Copy each line that has the string "Ehepaar" somewhere in it.

--- begin Records provided ---

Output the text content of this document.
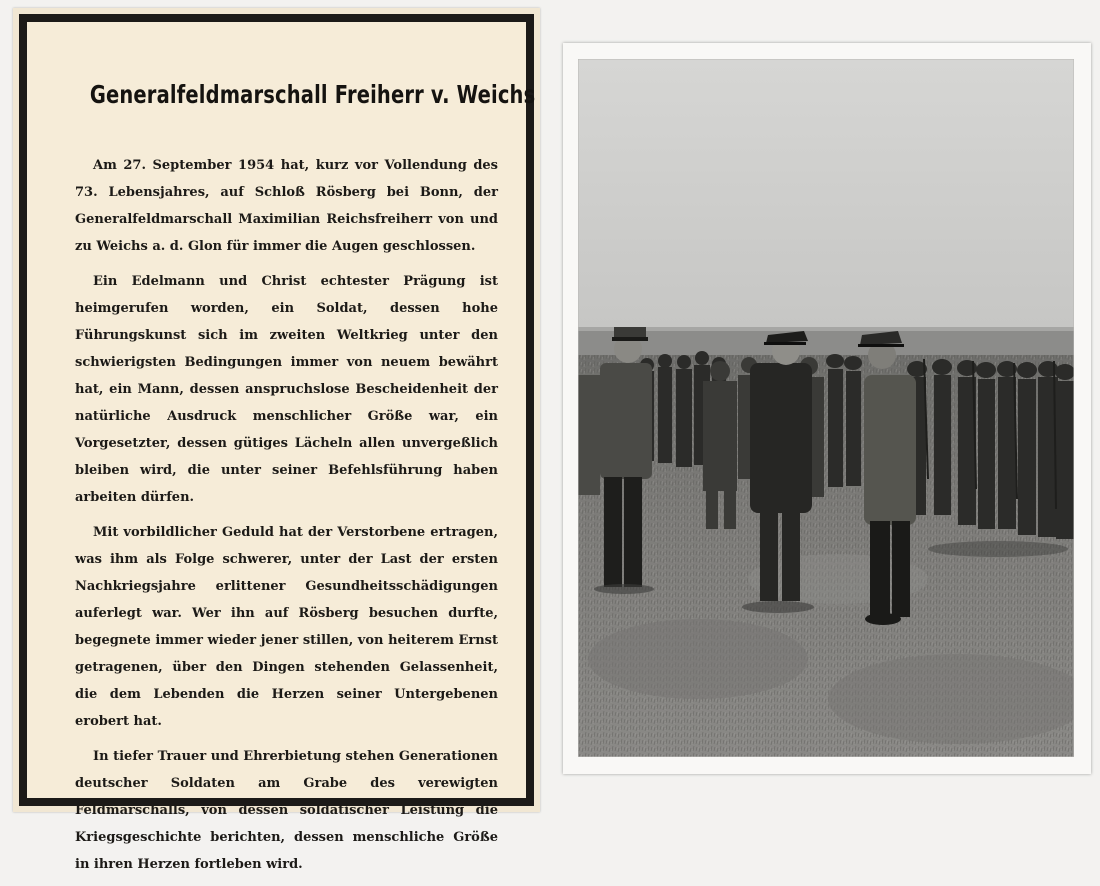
Generalfeldmarschall Freiherr v. Weichs

Am 27. September 1954 hat, kurz vor Vollendung des 73. Lebensjahres, auf Schloß Rösberg bei Bonn, der Generalfeldmarschall Maximilian Reichsfreiherr von und zu Weichs a. d. Glon für immer die Augen geschlossen.

Ein Edelmann und Christ echtester Prägung ist heimgerufen worden, ein Soldat, dessen hohe Führungskunst sich im zweiten Weltkrieg unter den schwierigsten Bedingungen immer von neuem bewährt hat, ein Mann, dessen anspruchslose Bescheidenheit der natürliche Ausdruck menschlicher Größe war, ein Vorgesetzter, dessen gütiges Lächeln allen unvergeßlich bleiben wird, die unter seiner Befehlsführung haben arbeiten dürfen.

Mit vorbildlicher Geduld hat der Verstorbene ertragen, was ihm als Folge schwerer, unter der Last der ersten Nachkriegsjahre erlittener Gesundheitsschädigungen auferlegt war. Wer ihn auf Rösberg besuchen durfte, begegnete immer wieder jener stillen, von heiterem Ernst getragenen, über den Dingen stehenden Gelassenheit, die dem Lebenden die Herzen seiner Untergebenen erobert hat.

In tiefer Trauer und Ehrerbietung stehen Generationen deutscher Soldaten am Grabe des verewigten Feldmarschalls, von dessen soldatischer Leistung die Kriegsgeschichte berichten, dessen menschliche Größe in ihren Herzen fortleben wird.
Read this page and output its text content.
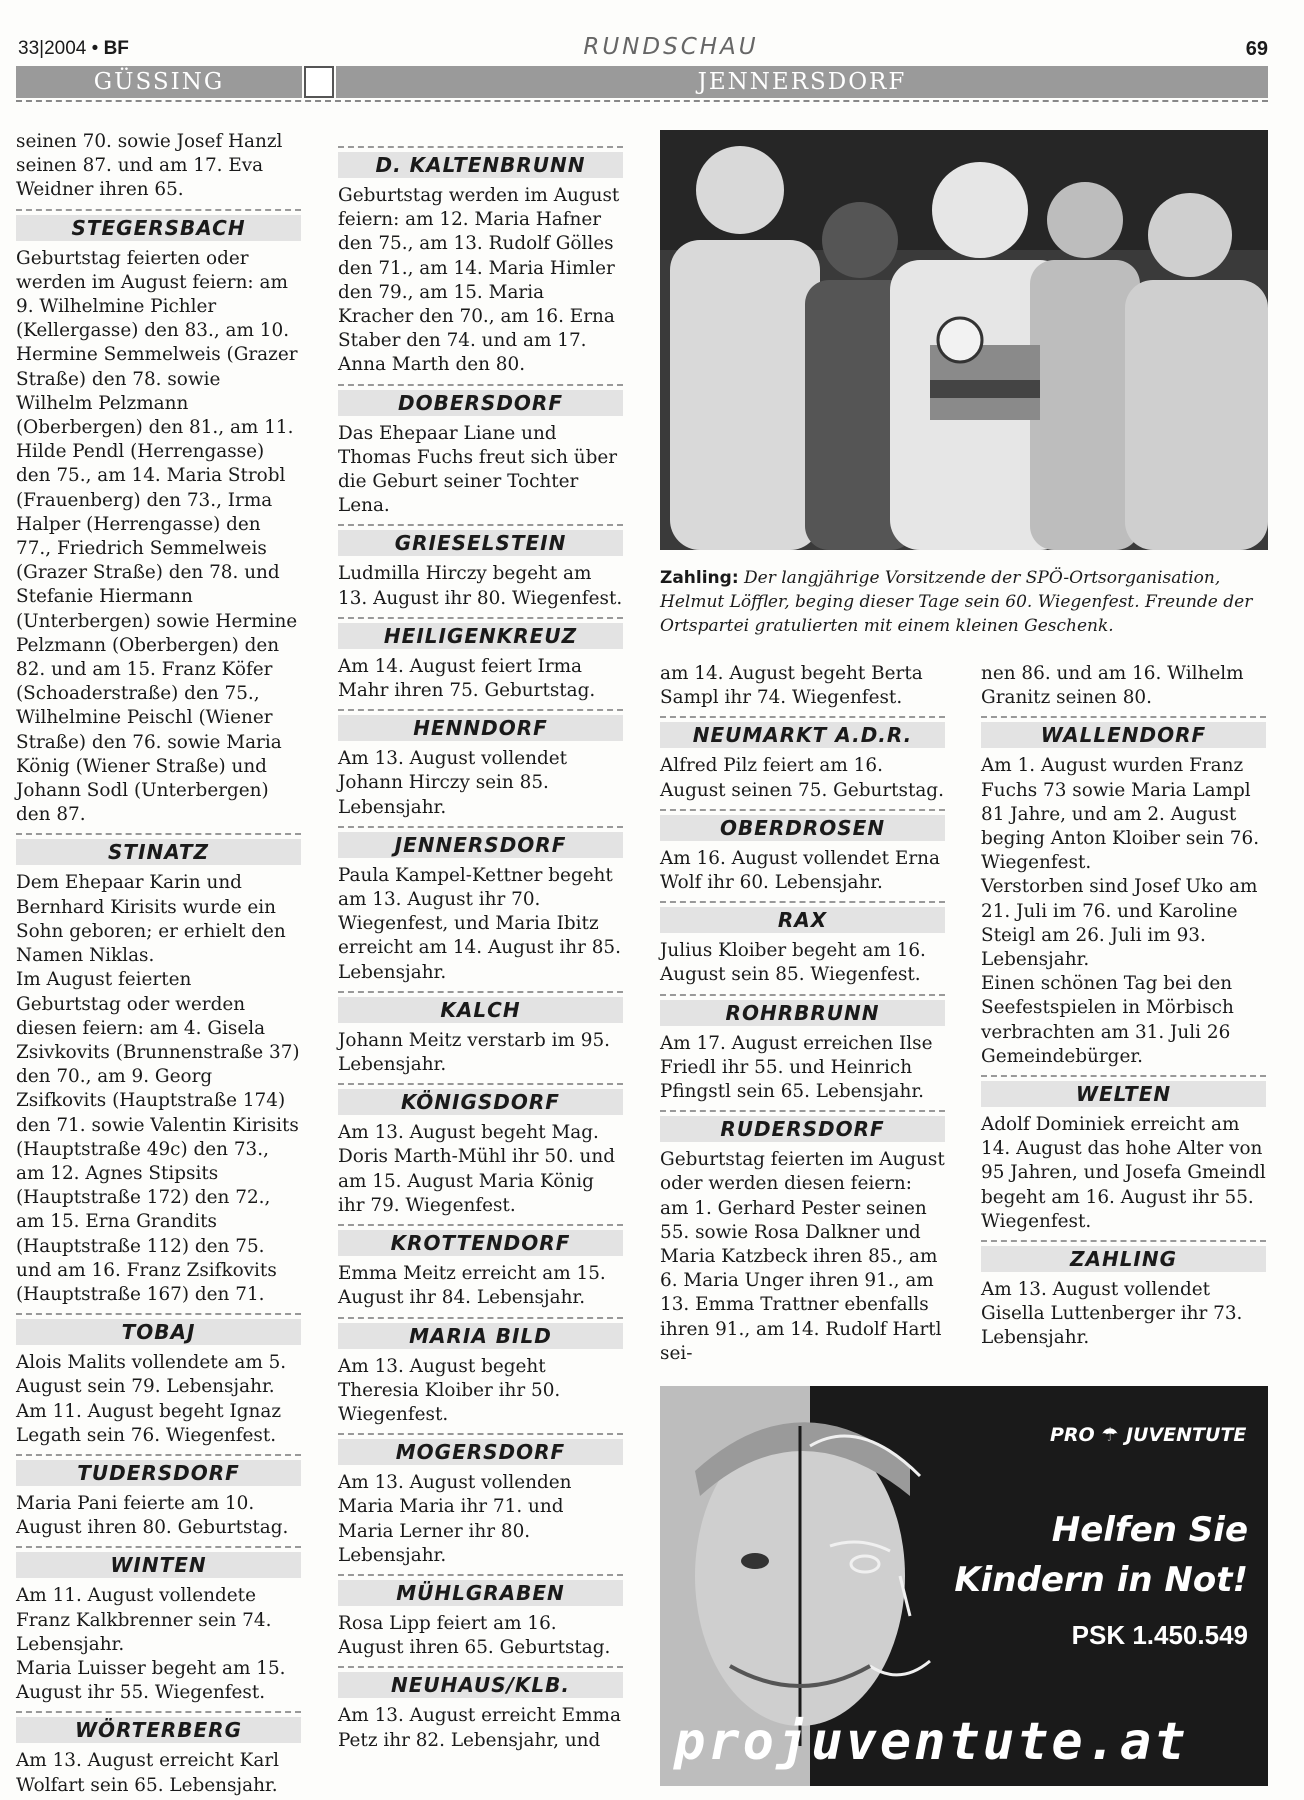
33|2004 • BF	RUNDSCHAU	69
GÜSSING	JENNERSDORF

seinen 70. sowie Josef Hanzl seinen 87. und am 17. Eva Weidner ihren 65.

STEGERSBACH

Geburtstag feierten oder werden im August feiern: am 9. Wilhelmine Pichler (Kellergasse) den 83., am 10. Hermine Semmelweis (Grazer Straße) den 78. sowie Wilhelm Pelzmann (Oberbergen) den 81., am 11. Hilde Pendl (Herrengasse) den 75., am 14. Maria Strobl (Frauenberg) den 73., Irma Halper (Herrengasse) den 77., Friedrich Semmelweis (Grazer Straße) den 78. und Stefanie Hiermann (Unterbergen) sowie Hermine Pelzmann (Oberbergen) den 82. und am 15. Franz Köfer (Schoaderstraße) den 75., Wilhelmine Peischl (Wiener Straße) den 76. sowie Maria König (Wiener Straße) und Johann Sodl (Unterbergen) den 87.

STINATZ

Dem Ehepaar Karin und Bernhard Kirisits wurde ein Sohn geboren; er erhielt den Namen Niklas.

Im August feierten Geburtstag oder werden diesen feiern: am 4. Gisela Zsivkovits (Brunnenstraße 37) den 70., am 9. Georg Zsifkovits (Hauptstraße 174) den 71. sowie Valentin Kirisits (Hauptstraße 49c) den 73., am 12. Agnes Stipsits (Hauptstraße 172) den 72., am 15. Erna Grandits (Hauptstraße 112) den 75. und am 16. Franz Zsifkovits (Hauptstraße 167) den 71.

TOBAJ

Alois Malits vollendete am 5. August sein 79. Lebensjahr. Am 11. August begeht Ignaz Legath sein 76. Wiegenfest.

TUDERSDORF

Maria Pani feierte am 10. August ihren 80. Geburtstag.

WINTEN

Am 11. August vollendete Franz Kalkbrenner sein 74. Lebensjahr.

Maria Luisser begeht am 15. August ihr 55. Wiegenfest.

WÖRTERBERG

Am 13. August erreicht Karl Wolfart sein 65. Lebensjahr.

D. KALTENBRUNN

Geburtstag werden im August feiern: am 12. Maria Hafner den 75., am 13. Rudolf Gölles den 71., am 14. Maria Himler den 79., am 15. Maria Kracher den 70., am 16. Erna Staber den 74. und am 17. Anna Marth den 80.

DOBERSDORF

Das Ehepaar Liane und Thomas Fuchs freut sich über die Geburt seiner Tochter Lena.

GRIESELSTEIN

Ludmilla Hirczy begeht am 13. August ihr 80. Wiegenfest.

HEILIGENKREUZ

Am 14. August feiert Irma Mahr ihren 75. Geburtstag.

HENNDORF

Am 13. August vollendet Johann Hirczy sein 85. Lebensjahr.

JENNERSDORF

Paula Kampel-Kettner begeht am 13. August ihr 70. Wiegenfest, und Maria Ibitz erreicht am 14. August ihr 85. Lebensjahr.

KALCH

Johann Meitz verstarb im 95. Lebensjahr.

KÖNIGSDORF

Am 13. August begeht Mag. Doris Marth-Mühl ihr 50. und am 15. August Maria König ihr 79. Wiegenfest.

KROTTENDORF

Emma Meitz erreicht am 15. August ihr 84. Lebensjahr.

MARIA BILD

Am 13. August begeht Theresia Kloiber ihr 50. Wiegenfest.

MOGERSDORF

Am 13. August vollenden Maria Maria ihr 71. und Maria Lerner ihr 80. Lebensjahr.

MÜHLGRABEN

Rosa Lipp feiert am 16. August ihren 65. Geburtstag.

NEUHAUS/KLB.

Am 13. August erreicht Emma Petz ihr 82. Lebensjahr, und

Zahling: Der langjährige Vorsitzende der SPÖ-Ortsorganisation, Helmut Löffler, beging dieser Tage sein 60. Wiegenfest. Freunde der Ortspartei gratulierten mit einem kleinen Geschenk.

am 14. August begeht Berta Sampl ihr 74. Wiegenfest.

NEUMARKT A.D.R.

Alfred Pilz feiert am 16. August seinen 75. Geburtstag.

OBERDROSEN

Am 16. August vollendet Erna Wolf ihr 60. Lebensjahr.

RAX

Julius Kloiber begeht am 16. August sein 85. Wiegenfest.

ROHRBRUNN

Am 17. August erreichen Ilse Friedl ihr 55. und Heinrich Pfingstl sein 65. Lebensjahr.

RUDERSDORF

Geburtstag feierten im August oder werden diesen feiern: am 1. Gerhard Pester seinen 55. sowie Rosa Dalkner und Maria Katzbeck ihren 85., am 6. Maria Unger ihren 91., am 13. Emma Trattner ebenfalls ihren 91., am 14. Rudolf Hartl sei-

nen 86. und am 16. Wilhelm Granitz seinen 80.

WALLENDORF

Am 1. August wurden Franz Fuchs 73 sowie Maria Lampl 81 Jahre, und am 2. August beging Anton Kloiber sein 76. Wiegenfest.

Verstorben sind Josef Uko am 21. Juli im 76. und Karoline Steigl am 26. Juli im 93. Lebensjahr.

Einen schönen Tag bei den Seefestspielen in Mörbisch verbrachten am 31. Juli 26 Gemeindebürger.

WELTEN

Adolf Dominiek erreicht am 14. August das hohe Alter von 95 Jahren, und Josefa Gmeindl begeht am 16. August ihr 55. Wiegenfest.

ZAHLING

Am 13. August vollendet Gisella Luttenberger ihr 73. Lebensjahr.

PRO ☂ JUVENTUTE
Helfen Sie
Kindern in Not!
PSK 1.450.549
projuventute.at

--- end Records provided ---

▶ Exercise solution:
Dem Ehepaar Karin und Bernhard Kirisits wurde ein Sohn geboren; er erhielt den Namen Niklas.
Das Ehepaar Liane und Thomas Fuchs freut sich über die Geburt seiner Tochter Lena.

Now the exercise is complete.